» **Problem details**
From the records below, give the number of lines that contain the string "could", without any other text.

** START Data provided **

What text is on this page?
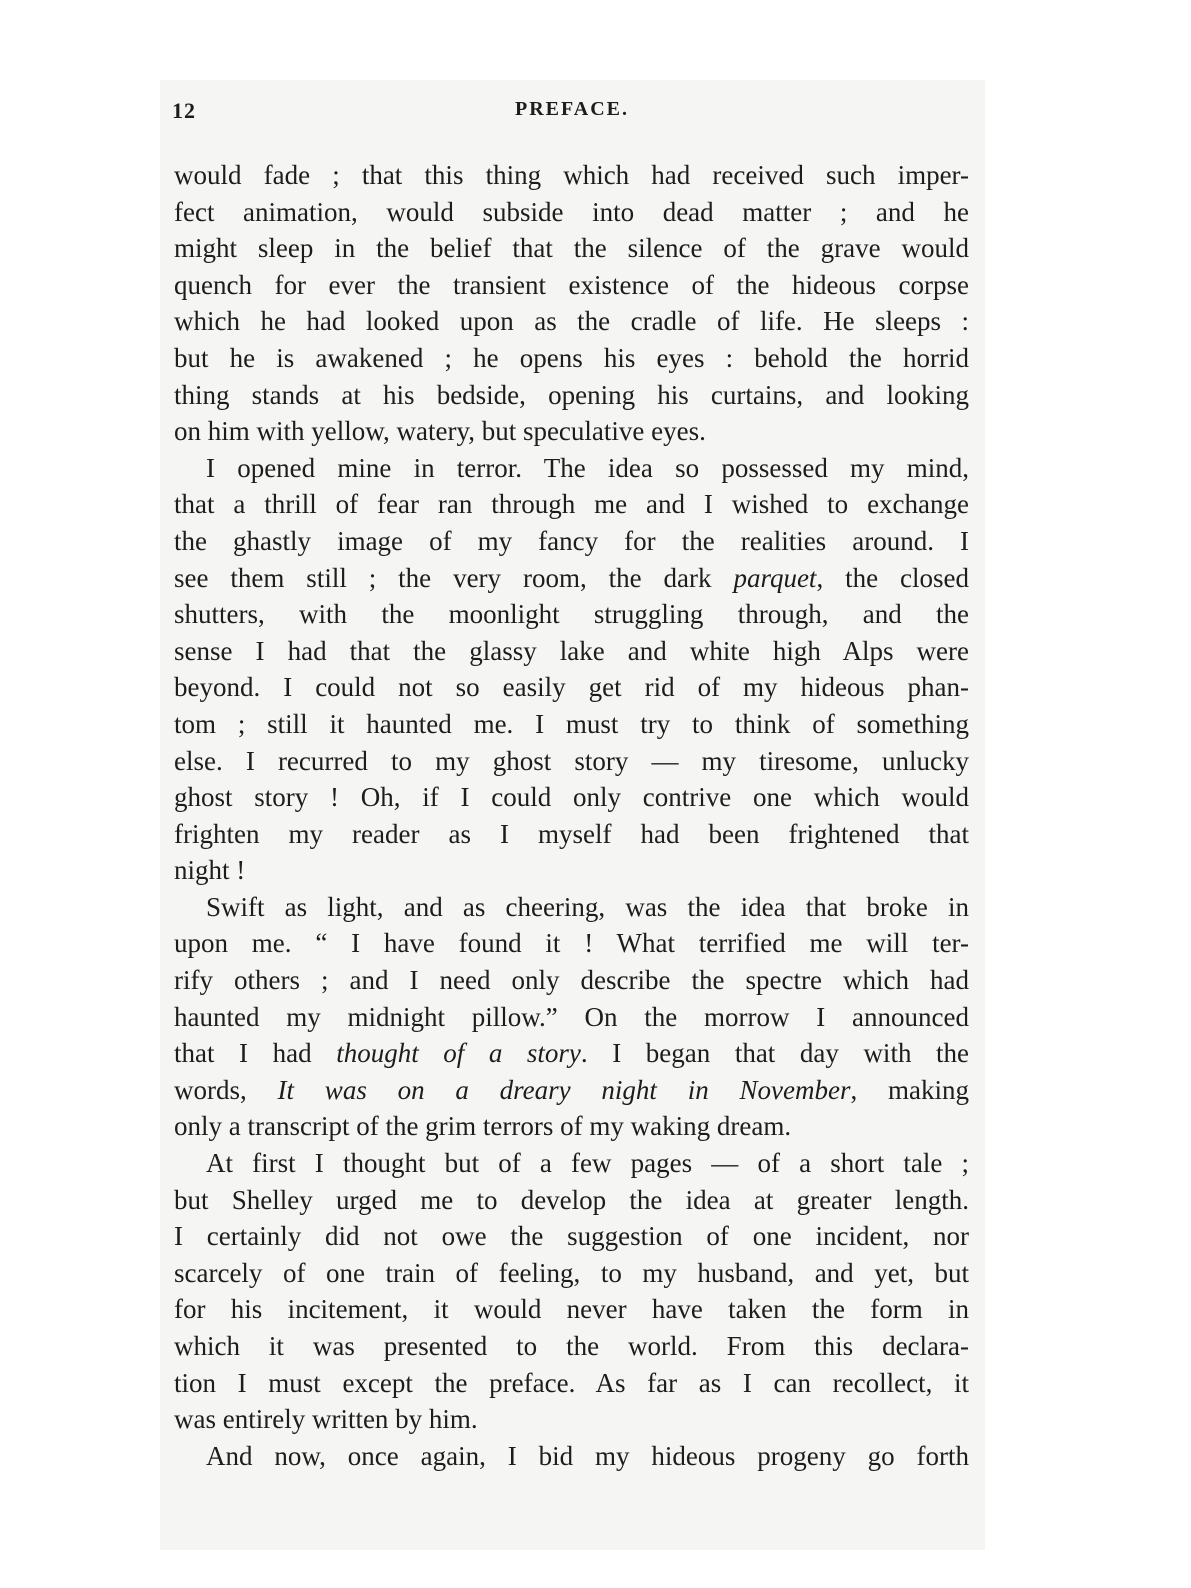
12	PREFACE.
would fade ; that this thing which had received such imper-
fect animation, would subside into dead matter ; and he
might sleep in the belief that the silence of the grave would
quench for ever the transient existence of the hideous corpse
which he had looked upon as the cradle of life. He sleeps :
but he is awakened ; he opens his eyes : behold the horrid
thing stands at his bedside, opening his curtains, and looking
on him with yellow, watery, but speculative eyes.
I opened mine in terror. The idea so possessed my mind,
that a thrill of fear ran through me and I wished to exchange
the ghastly image of my fancy for the realities around. I
see them still ; the very room, the dark parquet, the closed
shutters, with the moonlight struggling through, and the
sense I had that the glassy lake and white high Alps were
beyond. I could not so easily get rid of my hideous phan-
tom ; still it haunted me. I must try to think of something
else. I recurred to my ghost story — my tiresome, unlucky
ghost story ! Oh, if I could only contrive one which would
frighten my reader as I myself had been frightened that
night !
Swift as light, and as cheering, was the idea that broke in
upon me. “ I have found it ! What terrified me will ter-
rify others ; and I need only describe the spectre which had
haunted my midnight pillow.” On the morrow I announced
that I had thought of a story. I began that day with the
words, It was on a dreary night in November, making
only a transcript of the grim terrors of my waking dream.
At first I thought but of a few pages — of a short tale ;
but Shelley urged me to develop the idea at greater length.
I certainly did not owe the suggestion of one incident, nor
scarcely of one train of feeling, to my husband, and yet, but
for his incitement, it would never have taken the form in
which it was presented to the world. From this declara-
tion I must except the preface. As far as I can recollect, it
was entirely written by him.
And now, once again, I bid my hideous progeny go forth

** END Data provided **

» **Response below**
2